→ **Directions for this task**
Copy each line that has the string "مشترک" somewhere in it.

Recorded data:
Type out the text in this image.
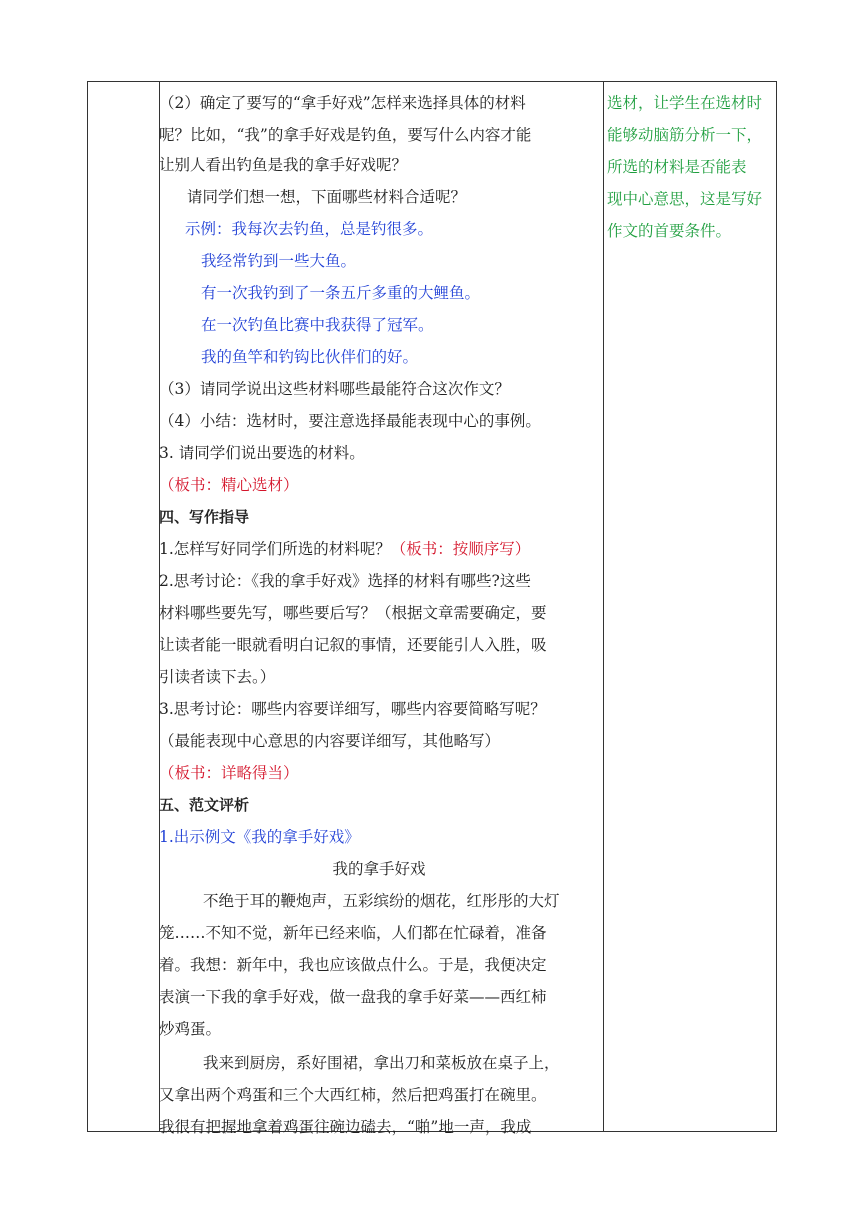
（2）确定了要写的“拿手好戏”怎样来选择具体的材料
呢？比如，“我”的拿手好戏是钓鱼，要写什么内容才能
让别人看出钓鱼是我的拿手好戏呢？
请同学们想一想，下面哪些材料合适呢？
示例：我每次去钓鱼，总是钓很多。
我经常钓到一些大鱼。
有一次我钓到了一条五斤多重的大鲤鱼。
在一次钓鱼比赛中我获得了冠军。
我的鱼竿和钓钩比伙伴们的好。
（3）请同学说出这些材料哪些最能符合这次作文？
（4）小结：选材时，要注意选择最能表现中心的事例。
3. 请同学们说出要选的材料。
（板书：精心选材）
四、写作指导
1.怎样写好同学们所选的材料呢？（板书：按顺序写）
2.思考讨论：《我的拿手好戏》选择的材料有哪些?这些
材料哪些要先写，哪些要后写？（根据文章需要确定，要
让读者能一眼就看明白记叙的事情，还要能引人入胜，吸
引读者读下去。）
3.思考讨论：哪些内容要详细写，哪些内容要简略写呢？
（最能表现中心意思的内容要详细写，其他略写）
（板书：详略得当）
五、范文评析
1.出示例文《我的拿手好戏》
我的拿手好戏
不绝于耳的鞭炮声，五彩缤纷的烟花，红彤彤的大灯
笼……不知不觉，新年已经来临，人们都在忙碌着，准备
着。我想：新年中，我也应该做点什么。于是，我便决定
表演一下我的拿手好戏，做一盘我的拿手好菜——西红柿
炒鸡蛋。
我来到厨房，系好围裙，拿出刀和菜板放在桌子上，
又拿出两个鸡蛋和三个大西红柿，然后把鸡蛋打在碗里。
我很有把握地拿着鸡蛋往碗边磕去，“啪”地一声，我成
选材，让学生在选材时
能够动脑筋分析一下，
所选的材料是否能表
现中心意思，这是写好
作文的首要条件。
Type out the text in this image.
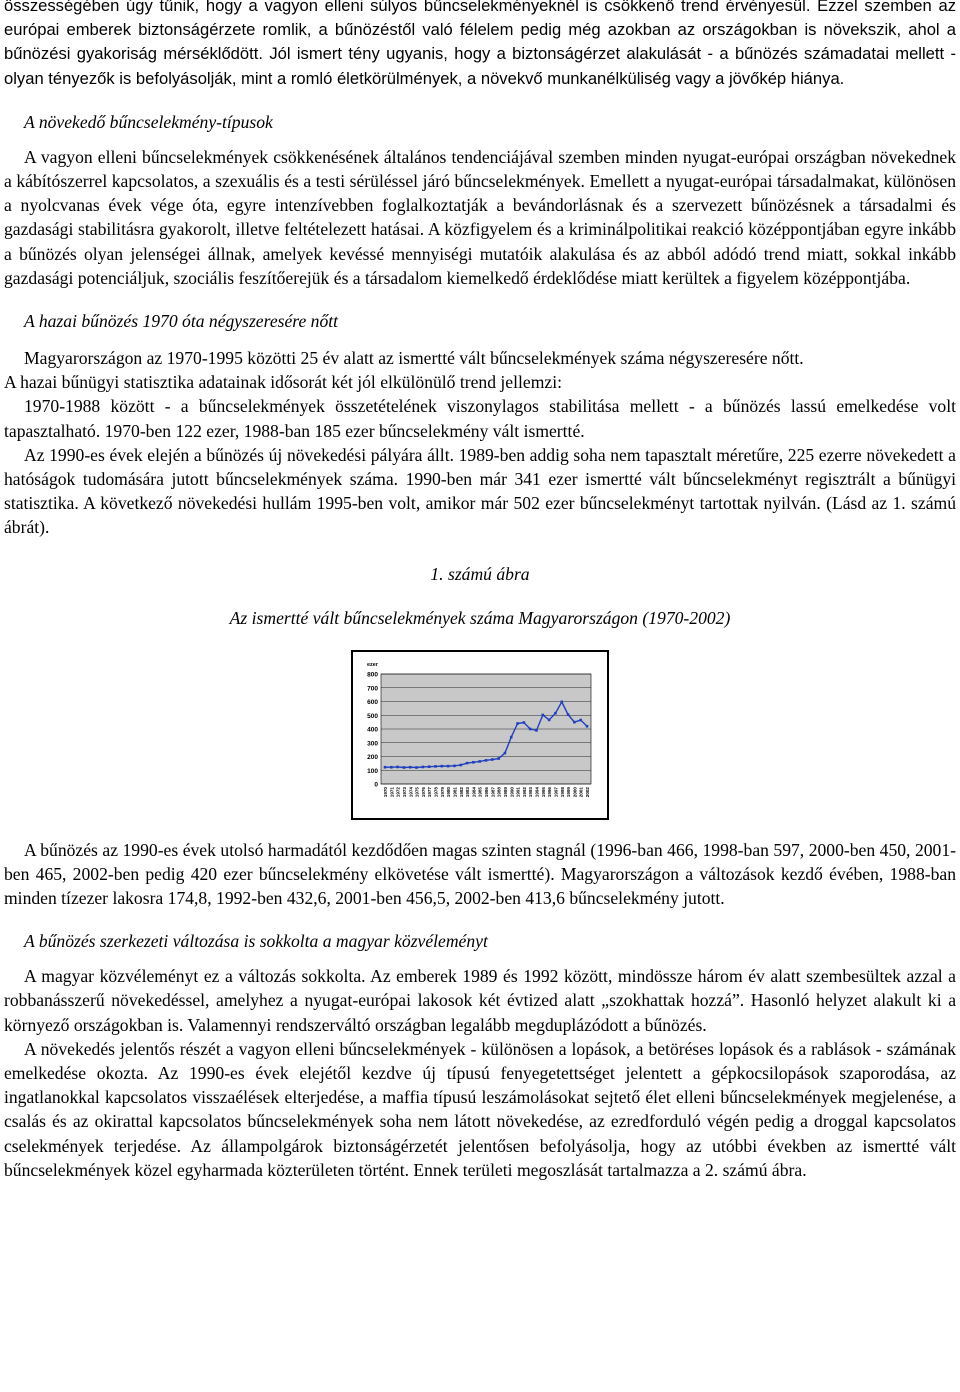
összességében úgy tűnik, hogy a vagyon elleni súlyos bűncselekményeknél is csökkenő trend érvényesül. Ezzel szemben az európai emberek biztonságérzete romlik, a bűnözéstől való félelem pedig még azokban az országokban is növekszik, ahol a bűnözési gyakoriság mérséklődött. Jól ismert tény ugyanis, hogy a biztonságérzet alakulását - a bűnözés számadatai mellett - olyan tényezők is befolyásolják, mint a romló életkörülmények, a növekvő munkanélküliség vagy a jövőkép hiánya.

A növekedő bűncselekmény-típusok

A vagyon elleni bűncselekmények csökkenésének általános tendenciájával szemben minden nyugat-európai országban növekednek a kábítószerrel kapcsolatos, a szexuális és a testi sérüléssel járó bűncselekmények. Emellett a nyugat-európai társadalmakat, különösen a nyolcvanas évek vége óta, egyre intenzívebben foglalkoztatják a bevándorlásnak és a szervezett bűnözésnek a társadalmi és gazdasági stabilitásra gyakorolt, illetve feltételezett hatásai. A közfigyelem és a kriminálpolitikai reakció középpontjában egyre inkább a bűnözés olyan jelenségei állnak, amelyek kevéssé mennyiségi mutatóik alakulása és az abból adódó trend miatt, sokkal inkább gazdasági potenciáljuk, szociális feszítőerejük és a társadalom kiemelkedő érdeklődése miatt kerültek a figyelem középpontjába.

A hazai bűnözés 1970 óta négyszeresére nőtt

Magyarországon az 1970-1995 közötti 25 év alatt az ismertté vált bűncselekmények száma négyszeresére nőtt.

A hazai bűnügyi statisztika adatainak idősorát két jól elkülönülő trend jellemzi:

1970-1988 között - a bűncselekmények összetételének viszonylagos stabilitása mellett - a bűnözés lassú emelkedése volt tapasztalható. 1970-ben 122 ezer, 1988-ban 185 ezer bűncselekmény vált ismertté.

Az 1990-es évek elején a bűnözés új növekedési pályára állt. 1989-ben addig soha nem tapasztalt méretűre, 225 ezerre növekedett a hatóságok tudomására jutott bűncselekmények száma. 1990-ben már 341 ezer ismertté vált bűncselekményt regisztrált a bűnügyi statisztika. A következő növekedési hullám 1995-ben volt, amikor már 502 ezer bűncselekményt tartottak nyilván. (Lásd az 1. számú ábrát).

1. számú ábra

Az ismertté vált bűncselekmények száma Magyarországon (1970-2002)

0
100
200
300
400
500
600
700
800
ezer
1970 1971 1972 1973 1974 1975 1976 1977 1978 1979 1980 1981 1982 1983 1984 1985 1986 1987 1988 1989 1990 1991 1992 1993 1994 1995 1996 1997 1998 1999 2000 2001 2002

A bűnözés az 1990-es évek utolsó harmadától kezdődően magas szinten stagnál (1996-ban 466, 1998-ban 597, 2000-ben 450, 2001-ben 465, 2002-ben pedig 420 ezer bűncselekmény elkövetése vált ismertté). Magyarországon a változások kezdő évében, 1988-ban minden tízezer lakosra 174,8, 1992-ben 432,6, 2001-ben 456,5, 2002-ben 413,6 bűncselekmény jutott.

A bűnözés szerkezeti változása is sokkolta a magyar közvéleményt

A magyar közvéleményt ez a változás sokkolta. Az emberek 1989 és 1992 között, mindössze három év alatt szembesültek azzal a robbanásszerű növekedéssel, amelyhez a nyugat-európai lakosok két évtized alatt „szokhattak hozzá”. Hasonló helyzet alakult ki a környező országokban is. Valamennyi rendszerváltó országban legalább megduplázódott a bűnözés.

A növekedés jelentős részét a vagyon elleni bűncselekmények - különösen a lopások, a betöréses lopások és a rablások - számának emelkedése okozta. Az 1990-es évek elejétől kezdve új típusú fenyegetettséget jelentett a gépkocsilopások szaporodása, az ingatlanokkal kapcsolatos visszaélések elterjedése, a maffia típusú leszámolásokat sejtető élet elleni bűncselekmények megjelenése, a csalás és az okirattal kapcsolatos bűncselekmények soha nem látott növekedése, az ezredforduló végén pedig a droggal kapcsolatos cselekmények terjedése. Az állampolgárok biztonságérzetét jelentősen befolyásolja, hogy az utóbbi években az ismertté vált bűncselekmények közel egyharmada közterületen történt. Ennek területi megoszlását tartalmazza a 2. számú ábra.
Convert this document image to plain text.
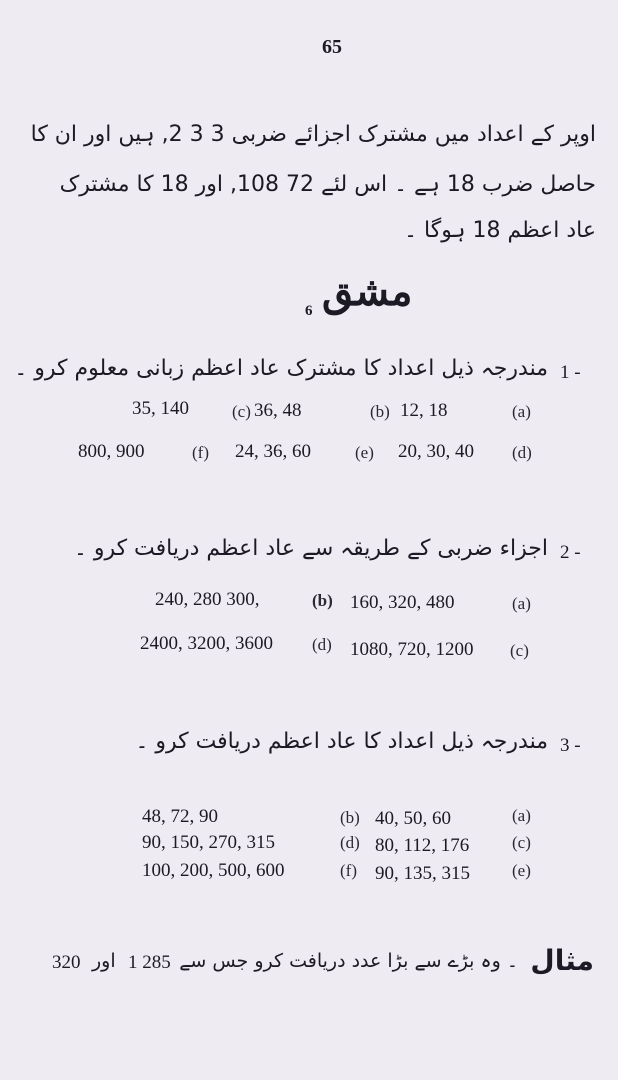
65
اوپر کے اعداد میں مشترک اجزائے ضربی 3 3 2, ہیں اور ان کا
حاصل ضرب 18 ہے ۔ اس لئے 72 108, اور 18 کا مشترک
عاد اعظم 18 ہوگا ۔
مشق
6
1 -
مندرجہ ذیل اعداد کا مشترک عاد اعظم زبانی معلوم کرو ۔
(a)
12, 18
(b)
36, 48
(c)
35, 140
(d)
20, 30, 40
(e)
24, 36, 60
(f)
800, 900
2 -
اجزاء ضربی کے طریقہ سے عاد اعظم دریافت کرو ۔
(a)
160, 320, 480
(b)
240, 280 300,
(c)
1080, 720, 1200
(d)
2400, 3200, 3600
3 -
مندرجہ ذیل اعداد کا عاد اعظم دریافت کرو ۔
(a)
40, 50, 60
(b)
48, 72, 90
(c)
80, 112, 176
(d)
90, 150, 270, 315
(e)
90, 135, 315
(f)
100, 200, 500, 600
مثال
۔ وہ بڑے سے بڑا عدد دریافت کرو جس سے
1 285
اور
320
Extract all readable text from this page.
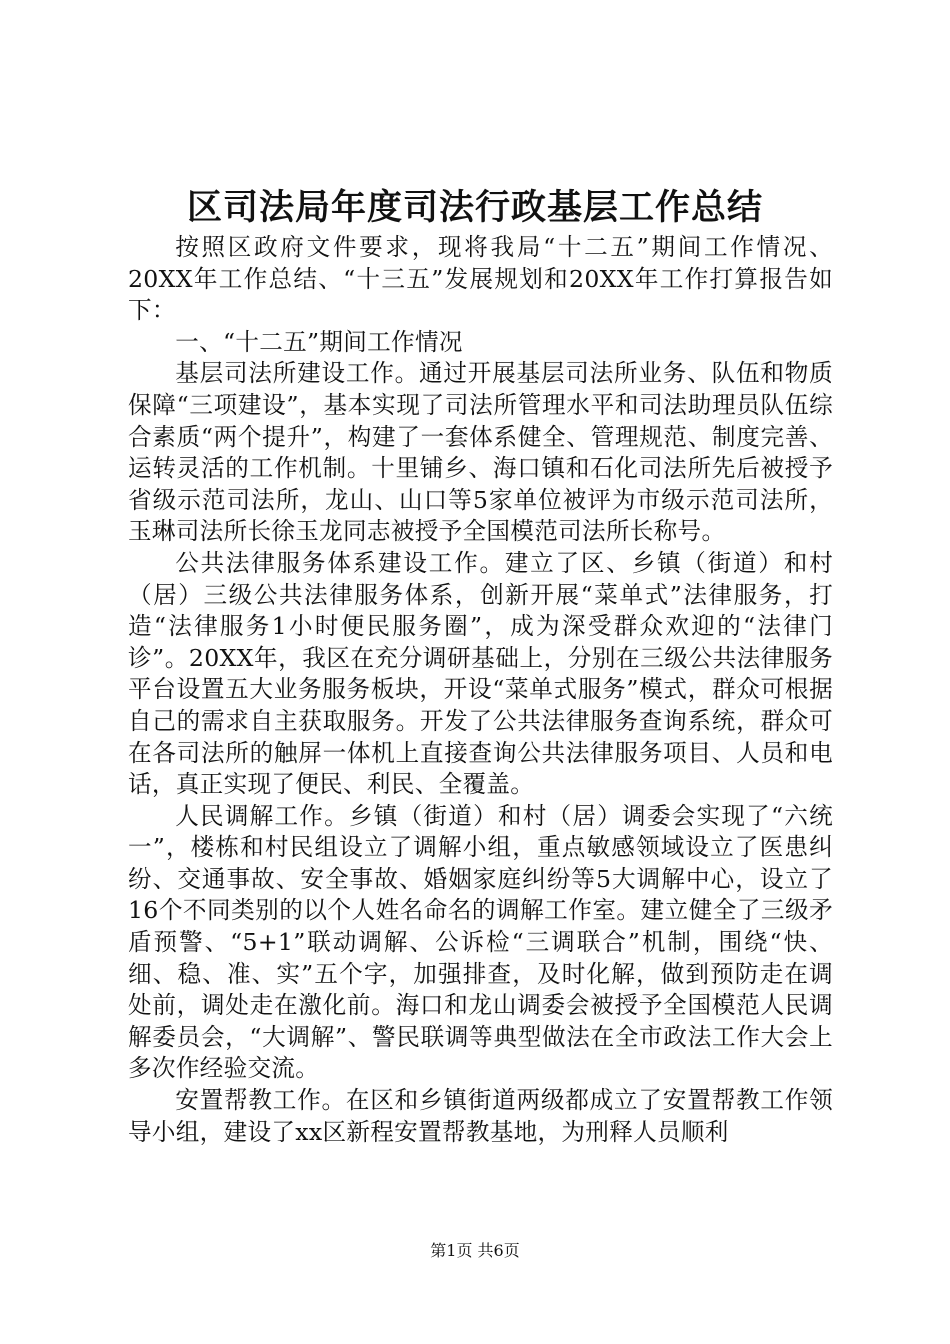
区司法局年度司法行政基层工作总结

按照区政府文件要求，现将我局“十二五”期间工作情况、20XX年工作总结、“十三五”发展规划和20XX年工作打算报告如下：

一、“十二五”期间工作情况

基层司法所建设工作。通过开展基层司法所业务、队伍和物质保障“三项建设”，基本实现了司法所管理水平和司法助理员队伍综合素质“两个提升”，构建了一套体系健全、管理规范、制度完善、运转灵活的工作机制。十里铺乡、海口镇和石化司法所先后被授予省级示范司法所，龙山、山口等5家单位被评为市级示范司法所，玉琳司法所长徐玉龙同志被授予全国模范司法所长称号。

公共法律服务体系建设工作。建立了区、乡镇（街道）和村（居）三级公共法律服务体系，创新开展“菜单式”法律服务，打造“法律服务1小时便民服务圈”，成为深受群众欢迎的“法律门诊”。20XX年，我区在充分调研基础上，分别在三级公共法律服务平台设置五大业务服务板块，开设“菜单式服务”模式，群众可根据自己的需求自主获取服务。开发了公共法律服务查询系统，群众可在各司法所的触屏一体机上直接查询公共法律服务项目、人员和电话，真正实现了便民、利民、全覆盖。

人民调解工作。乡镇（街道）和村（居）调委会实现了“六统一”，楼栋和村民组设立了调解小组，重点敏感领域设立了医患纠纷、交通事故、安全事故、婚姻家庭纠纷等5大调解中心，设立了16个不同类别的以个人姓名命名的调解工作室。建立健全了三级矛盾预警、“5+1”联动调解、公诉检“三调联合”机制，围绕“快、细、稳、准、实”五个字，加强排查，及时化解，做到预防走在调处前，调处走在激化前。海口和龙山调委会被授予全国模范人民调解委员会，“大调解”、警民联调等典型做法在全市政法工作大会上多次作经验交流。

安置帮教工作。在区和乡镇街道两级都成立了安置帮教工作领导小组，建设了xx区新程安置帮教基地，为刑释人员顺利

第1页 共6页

→ **Response to the task**
اوپر کے اعداد میں مشترک اجزائے ضربی 3 3 2, ہیں اور ان کا
حاصل ضرب 18 ہے ۔ اس لئے 72 108, اور 18 کا مشترک
مندرجہ ذیل اعداد کا مشترک عاد اعظم زبانی معلوم کرو ۔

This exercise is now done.